[Saved entries]

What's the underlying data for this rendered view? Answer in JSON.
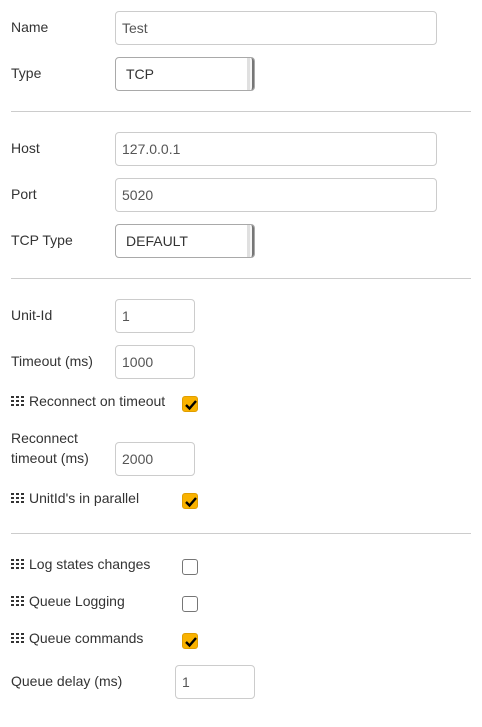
{
  "form": {
    "name": {
      "label": "Name",
      "value": "Test"
    },
    "type": {
      "label": "Type",
      "value": "TCP"
    },
    "host": {
      "label": "Host",
      "value": "127.0.0.1"
    },
    "port": {
      "label": "Port",
      "value": "5020"
    },
    "tcp_type": {
      "label": "TCP Type",
      "value": "DEFAULT"
    },
    "unit_id": {
      "label": "Unit-Id",
      "value": "1"
    },
    "timeout": {
      "label": "Timeout (ms)",
      "value": "1000"
    },
    "reconnect_on_timeout": {
      "label": "Reconnect on timeout",
      "checked": true
    },
    "reconnect_timeout": {
      "label": "Reconnect timeout (ms)",
      "value": "2000"
    },
    "unitids_parallel": {
      "label": "UnitId's in parallel",
      "checked": true
    },
    "log_state_changes": {
      "label": "Log states changes",
      "checked": false
    },
    "queue_logging": {
      "label": "Queue Logging",
      "checked": false
    },
    "queue_commands": {
      "label": "Queue commands",
      "checked": true
    },
    "queue_delay": {
      "label": "Queue delay (ms)",
      "value": "1"
    }
  },
  "icons": {
    "checkbox_row_icon": "grid-icon",
    "check_mark": "check-icon"
  },
  "colors": {
    "checkbox_checked_fill": "#f9b200",
    "divider": "#cccccc",
    "label_text": "#333333"
  }
}
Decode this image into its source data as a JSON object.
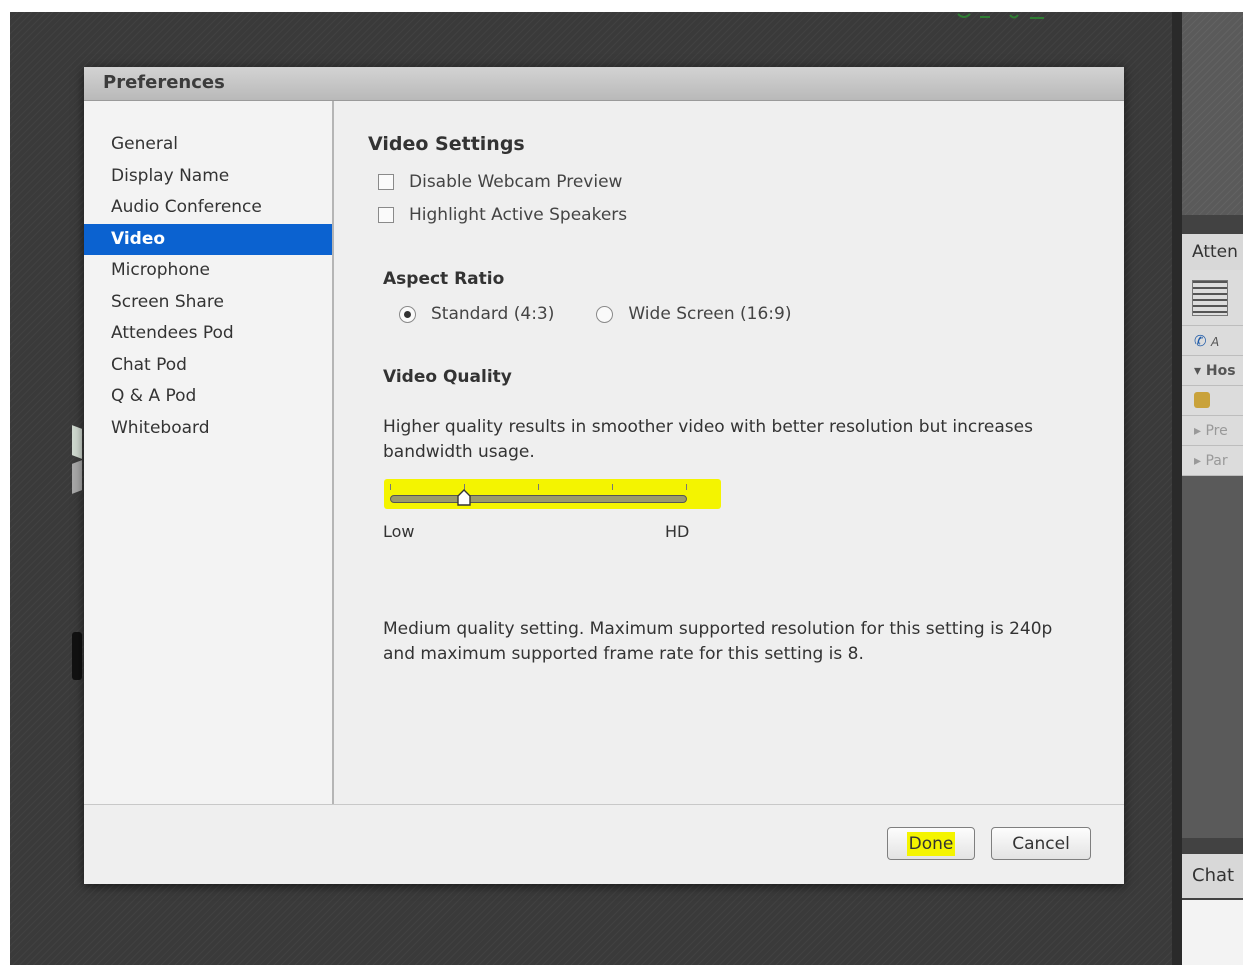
{
  "dialog": {
    "title": "Preferences"
  },
  "sidebar": {
    "items": [
      {
        "label": "General",
        "active": false
      },
      {
        "label": "Display Name",
        "active": false
      },
      {
        "label": "Audio Conference",
        "active": false
      },
      {
        "label": "Video",
        "active": true
      },
      {
        "label": "Microphone",
        "active": false
      },
      {
        "label": "Screen Share",
        "active": false
      },
      {
        "label": "Attendees Pod",
        "active": false
      },
      {
        "label": "Chat Pod",
        "active": false
      },
      {
        "label": "Q & A Pod",
        "active": false
      },
      {
        "label": "Whiteboard",
        "active": false
      }
    ]
  },
  "video_settings": {
    "heading": "Video Settings",
    "checkboxes": [
      {
        "label": "Disable Webcam Preview",
        "checked": false
      },
      {
        "label": "Highlight Active Speakers",
        "checked": false
      }
    ],
    "aspect_ratio": {
      "heading": "Aspect Ratio",
      "options": [
        {
          "label": "Standard (4:3)",
          "selected": true
        },
        {
          "label": "Wide Screen (16:9)",
          "selected": false
        }
      ]
    },
    "video_quality": {
      "heading": "Video Quality",
      "description": "Higher quality results in smoother video with better resolution but increases bandwidth usage.",
      "slider": {
        "min_label": "Low",
        "max_label": "HD",
        "steps": 5,
        "value_index": 1
      },
      "status": "Medium quality setting. Maximum supported resolution for this setting is 240p and maximum supported frame rate for this setting is 8."
    }
  },
  "footer": {
    "done_label": "Done",
    "cancel_label": "Cancel"
  },
  "background_panel": {
    "attendees_header": "Atten",
    "row_host": "▾ Hos",
    "row_presenters": "▸ Pre",
    "row_participants": "▸ Par",
    "row_audio": "A",
    "chat_header": "Chat"
  },
  "colors": {
    "accent": "#0b62d0",
    "highlight": "#f4f400",
    "backdrop": "#3a3a3a",
    "dialog_bg": "#efefef"
  },
  "icons": {
    "phone": "phone-icon",
    "user": "user-icon",
    "list": "list-icon"
  }
}
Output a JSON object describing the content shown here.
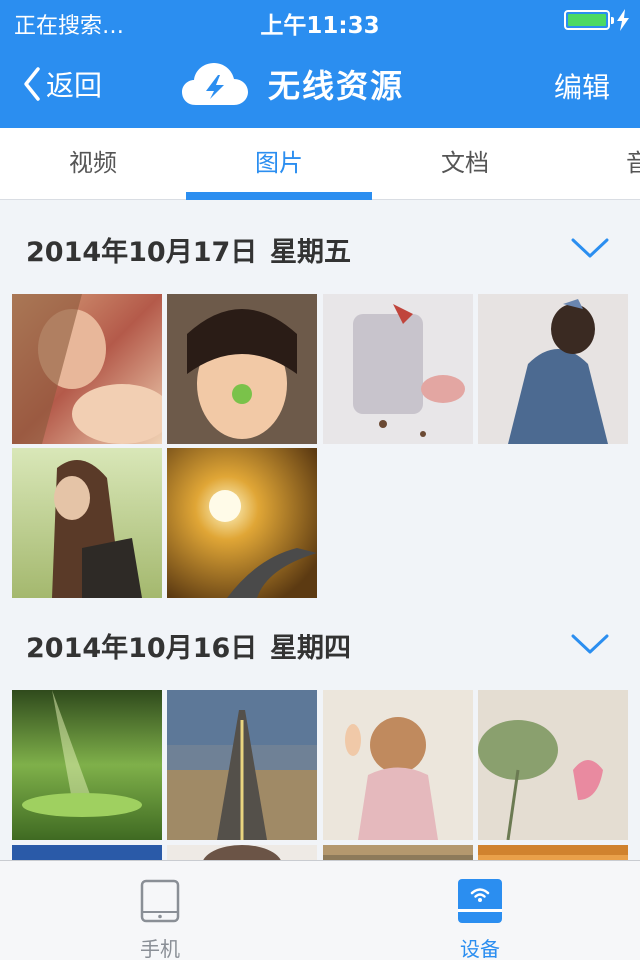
{
  "status": {
    "carrier": "正在搜索…",
    "time": "上午11:33"
  },
  "nav": {
    "back_label": "返回",
    "title": "无线资源",
    "edit_label": "编辑"
  },
  "tabs": [
    {
      "label": "视频",
      "active": false
    },
    {
      "label": "图片",
      "active": true
    },
    {
      "label": "文档",
      "active": false
    },
    {
      "label": "音",
      "active": false
    }
  ],
  "sections": [
    {
      "date": "2014年10月17日",
      "weekday": "星期五",
      "photo_count": 6
    },
    {
      "date": "2014年10月16日",
      "weekday": "星期四",
      "photo_count": 8
    }
  ],
  "tabbar": {
    "items": [
      {
        "label": "手机",
        "icon": "tablet-icon",
        "active": false
      },
      {
        "label": "设备",
        "icon": "wifi-device-icon",
        "active": true
      }
    ]
  },
  "colors": {
    "accent": "#2b8ef0",
    "battery": "#4cd964"
  }
}
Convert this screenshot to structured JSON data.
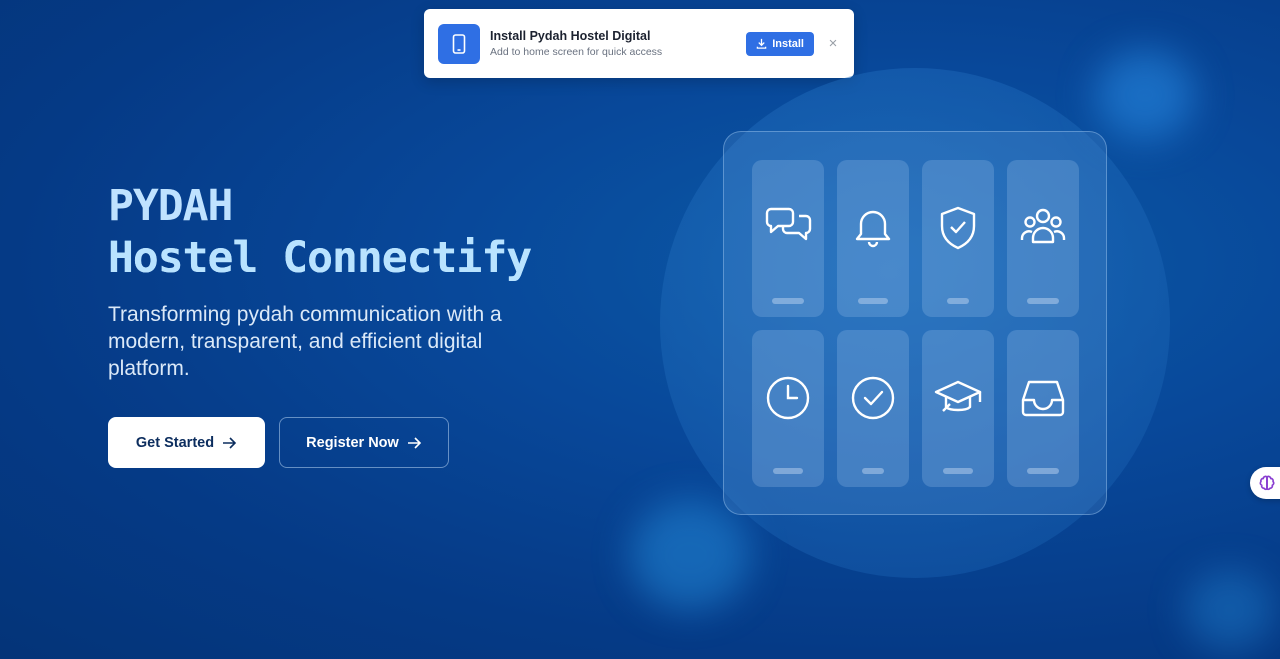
{
  "install_toast": {
    "title": "Install Pydah Hostel Digital",
    "subtitle": "Add to home screen for quick access",
    "install_label": "Install",
    "close_glyph": "×",
    "icon": "smartphone-icon"
  },
  "hero": {
    "title_line1": "PYDAH",
    "title_line2": "Hostel Connectify",
    "subtitle": "Transforming pydah communication with a modern, transparent, and efficient digital platform.",
    "primary_button": "Get Started",
    "secondary_button": "Register Now"
  },
  "feature_icons": [
    "chat-icon",
    "bell-icon",
    "shield-check-icon",
    "users-icon",
    "clock-icon",
    "check-circle-icon",
    "graduation-cap-icon",
    "inbox-icon"
  ],
  "colors": {
    "background": "#053a86",
    "accent": "#2f6fe4",
    "title": "#bfe2ff"
  }
}
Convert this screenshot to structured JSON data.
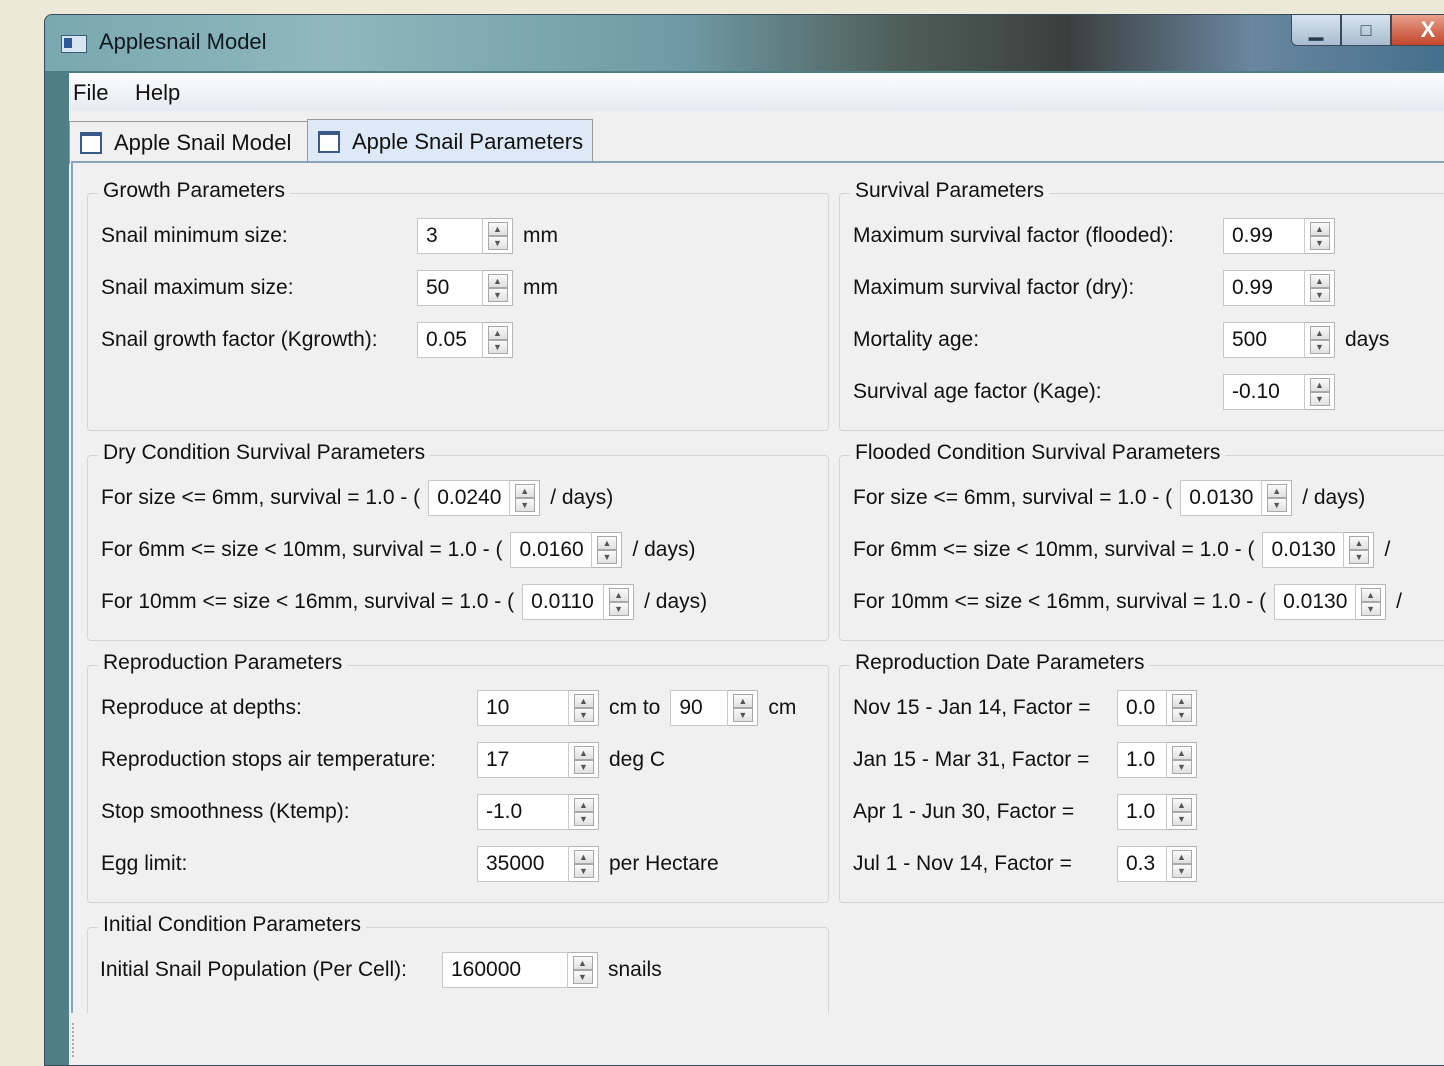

## Instruction
Every line from the one containing "Output a JSON" through the end of the entries above, both included, should be extracted exactly, with pictures left out.

## Output for this task
Output a JSON object describing the content shown here.
{
  "status": {
    "carrier": "正在搜索…",
    "time": "上午11:33"
  },
  "nav": {
    "back_label": "返回",
    "title": "无线资源",
    "edit_label": "编辑"
  },
  "tabs": [
    {
      "label": "视频",
      "active": false
    },
    {
      "label": "图片",
      "active": true
    },
    {
      "label": "文档",
      "active": false
    },
    {
      "label": "音",
      "active": false
    }
  ],
  "sections": [
    {
      "date": "2014年10月17日",
      "weekday": "星期五",
      "photo_count": 6
    },
    {
      "date": "2014年10月16日",
      "weekday": "星期四",
      "photo_count": 8
    }
  ],
  "tabbar": {
    "items": [
      {
        "label": "手机",
        "icon": "tablet-icon",
        "active": false
      },
      {
        "label": "设备",
        "icon": "wifi-device-icon",
        "active": true
      }
    ]
  },
  "colors": {
    "accent": "#2b8ef0",
    "battery": "#4cd964"
  }
}
Convert this screenshot to structured JSON data.
{
  "install_toast": {
    "title": "Install Pydah Hostel Digital",
    "subtitle": "Add to home screen for quick access",
    "install_label": "Install",
    "close_glyph": "×",
    "icon": "smartphone-icon"
  },
  "hero": {
    "title_line1": "PYDAH",
    "title_line2": "Hostel Connectify",
    "subtitle": "Transforming pydah communication with a modern, transparent, and efficient digital platform.",
    "primary_button": "Get Started",
    "secondary_button": "Register Now"
  },
  "feature_icons": [
    "chat-icon",
    "bell-icon",
    "shield-check-icon",
    "users-icon",
    "clock-icon",
    "check-circle-icon",
    "graduation-cap-icon",
    "inbox-icon"
  ],
  "colors": {
    "background": "#053a86",
    "accent": "#2f6fe4",
    "title": "#bfe2ff"
  }
}
Convert this screenshot to structured JSON data.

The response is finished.